Task instructions — Repeat all of the data precisely.

Extracted information —
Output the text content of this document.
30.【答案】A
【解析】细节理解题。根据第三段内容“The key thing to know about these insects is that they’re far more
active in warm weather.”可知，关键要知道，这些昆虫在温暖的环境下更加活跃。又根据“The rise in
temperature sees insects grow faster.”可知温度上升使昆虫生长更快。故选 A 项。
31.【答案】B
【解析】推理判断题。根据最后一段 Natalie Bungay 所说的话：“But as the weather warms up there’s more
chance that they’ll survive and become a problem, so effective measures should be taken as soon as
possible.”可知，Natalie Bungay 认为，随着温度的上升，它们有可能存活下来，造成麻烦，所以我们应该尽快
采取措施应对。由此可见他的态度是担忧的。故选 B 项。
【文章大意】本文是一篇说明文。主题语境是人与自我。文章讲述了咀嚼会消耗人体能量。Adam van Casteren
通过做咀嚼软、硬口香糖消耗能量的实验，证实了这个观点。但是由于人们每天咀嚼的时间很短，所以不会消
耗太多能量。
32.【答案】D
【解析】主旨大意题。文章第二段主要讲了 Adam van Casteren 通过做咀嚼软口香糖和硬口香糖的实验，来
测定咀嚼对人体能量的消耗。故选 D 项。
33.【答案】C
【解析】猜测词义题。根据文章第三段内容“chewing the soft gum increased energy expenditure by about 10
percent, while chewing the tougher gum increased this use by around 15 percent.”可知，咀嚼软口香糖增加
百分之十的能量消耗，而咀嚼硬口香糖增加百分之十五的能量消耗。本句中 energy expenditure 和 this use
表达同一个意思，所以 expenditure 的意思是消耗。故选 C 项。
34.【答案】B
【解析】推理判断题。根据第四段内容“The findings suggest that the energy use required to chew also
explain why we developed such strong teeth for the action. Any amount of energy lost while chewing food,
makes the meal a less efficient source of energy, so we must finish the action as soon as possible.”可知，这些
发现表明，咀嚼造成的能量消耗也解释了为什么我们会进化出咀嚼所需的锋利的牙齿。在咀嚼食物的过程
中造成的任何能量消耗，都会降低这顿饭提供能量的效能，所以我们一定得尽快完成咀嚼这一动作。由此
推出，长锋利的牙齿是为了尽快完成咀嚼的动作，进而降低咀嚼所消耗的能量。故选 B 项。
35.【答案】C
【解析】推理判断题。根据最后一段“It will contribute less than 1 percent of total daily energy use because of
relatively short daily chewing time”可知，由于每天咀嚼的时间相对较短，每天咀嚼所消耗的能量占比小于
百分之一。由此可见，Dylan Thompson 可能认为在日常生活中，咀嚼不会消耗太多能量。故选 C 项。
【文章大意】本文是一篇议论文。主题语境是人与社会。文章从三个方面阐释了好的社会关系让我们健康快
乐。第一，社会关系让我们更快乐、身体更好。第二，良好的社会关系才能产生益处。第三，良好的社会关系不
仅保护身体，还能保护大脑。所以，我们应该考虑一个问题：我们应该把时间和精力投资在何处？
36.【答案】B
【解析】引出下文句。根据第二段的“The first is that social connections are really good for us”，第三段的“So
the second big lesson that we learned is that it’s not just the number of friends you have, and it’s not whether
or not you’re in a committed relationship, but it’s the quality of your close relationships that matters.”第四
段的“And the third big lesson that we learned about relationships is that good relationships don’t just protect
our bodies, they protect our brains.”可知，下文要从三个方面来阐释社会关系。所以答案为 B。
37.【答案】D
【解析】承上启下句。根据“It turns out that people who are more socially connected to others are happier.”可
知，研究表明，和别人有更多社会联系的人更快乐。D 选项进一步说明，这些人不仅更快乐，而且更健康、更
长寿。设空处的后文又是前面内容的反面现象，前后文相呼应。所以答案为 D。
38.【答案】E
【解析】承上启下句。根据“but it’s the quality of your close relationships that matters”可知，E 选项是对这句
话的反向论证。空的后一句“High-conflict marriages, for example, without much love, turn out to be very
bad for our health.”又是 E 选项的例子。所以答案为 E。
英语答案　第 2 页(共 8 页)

Task solution —
Output the text content of this document.
30.【答案】A
【解析】细节理解题。根据第三段内容“The key thing to know about these insects is that they’re far more
active in warm weather.”可知，关键要知道，这些昆虫在温暖的环境下更加活跃。又根据“The rise in
temperature sees insects grow faster.”可知温度上升使昆虫生长更快。故选 A 项。
31.【答案】B
【解析】推理判断题。根据最后一段 Natalie Bungay 所说的话：“But as the weather warms up there’s more
chance that they’ll survive and become a problem, so effective measures should be taken as soon as
possible.”可知，Natalie Bungay 认为，随着温度的上升，它们有可能存活下来，造成麻烦，所以我们应该尽快
采取措施应对。由此可见他的态度是担忧的。故选 B 项。
【文章大意】本文是一篇说明文。主题语境是人与自我。文章讲述了咀嚼会消耗人体能量。Adam van Casteren
通过做咀嚼软、硬口香糖消耗能量的实验，证实了这个观点。但是由于人们每天咀嚼的时间很短，所以不会消
耗太多能量。
32.【答案】D
【解析】主旨大意题。文章第二段主要讲了 Adam van Casteren 通过做咀嚼软口香糖和硬口香糖的实验，来
测定咀嚼对人体能量的消耗。故选 D 项。
33.【答案】C
【解析】猜测词义题。根据文章第三段内容“chewing the soft gum increased energy expenditure by about 10
percent, while chewing the tougher gum increased this use by around 15 percent.”可知，咀嚼软口香糖增加
百分之十的能量消耗，而咀嚼硬口香糖增加百分之十五的能量消耗。本句中 energy expenditure 和 this use
表达同一个意思，所以 expenditure 的意思是消耗。故选 C 项。
34.【答案】B
【解析】推理判断题。根据第四段内容“The findings suggest that the energy use required to chew also
explain why we developed such strong teeth for the action. Any amount of energy lost while chewing food,
makes the meal a less efficient source of energy, so we must finish the action as soon as possible.”可知，这些
发现表明，咀嚼造成的能量消耗也解释了为什么我们会进化出咀嚼所需的锋利的牙齿。在咀嚼食物的过程
中造成的任何能量消耗，都会降低这顿饭提供能量的效能，所以我们一定得尽快完成咀嚼这一动作。由此
推出，长锋利的牙齿是为了尽快完成咀嚼的动作，进而降低咀嚼所消耗的能量。故选 B 项。
35.【答案】C
【解析】推理判断题。根据最后一段“It will contribute less than 1 percent of total daily energy use because of
relatively short daily chewing time”可知，由于每天咀嚼的时间相对较短，每天咀嚼所消耗的能量占比小于
百分之一。由此可见，Dylan Thompson 可能认为在日常生活中，咀嚼不会消耗太多能量。故选 C 项。
【文章大意】本文是一篇议论文。主题语境是人与社会。文章从三个方面阐释了好的社会关系让我们健康快
乐。第一，社会关系让我们更快乐、身体更好。第二，良好的社会关系才能产生益处。第三，良好的社会关系不
仅保护身体，还能保护大脑。所以，我们应该考虑一个问题：我们应该把时间和精力投资在何处？
36.【答案】B
【解析】引出下文句。根据第二段的“The first is that social connections are really good for us”，第三段的“So
the second big lesson that we learned is that it’s not just the number of friends you have, and it’s not whether
or not you’re in a committed relationship, but it’s the quality of your close relationships that matters.”第四
段的“And the third big lesson that we learned about relationships is that good relationships don’t just protect
our bodies, they protect our brains.”可知，下文要从三个方面来阐释社会关系。所以答案为 B。
37.【答案】D
【解析】承上启下句。根据“It turns out that people who are more socially connected to others are happier.”可
知，研究表明，和别人有更多社会联系的人更快乐。D 选项进一步说明，这些人不仅更快乐，而且更健康、更
长寿。设空处的后文又是前面内容的反面现象，前后文相呼应。所以答案为 D。
38.【答案】E
【解析】承上启下句。根据“but it’s the quality of your close relationships that matters”可知，E 选项是对这句
话的反向论证。空的后一句“High-conflict marriages, for example, without much love, turn out to be very
bad for our health.”又是 E 选项的例子。所以答案为 E。
英语答案　第 2 页(共 8 页)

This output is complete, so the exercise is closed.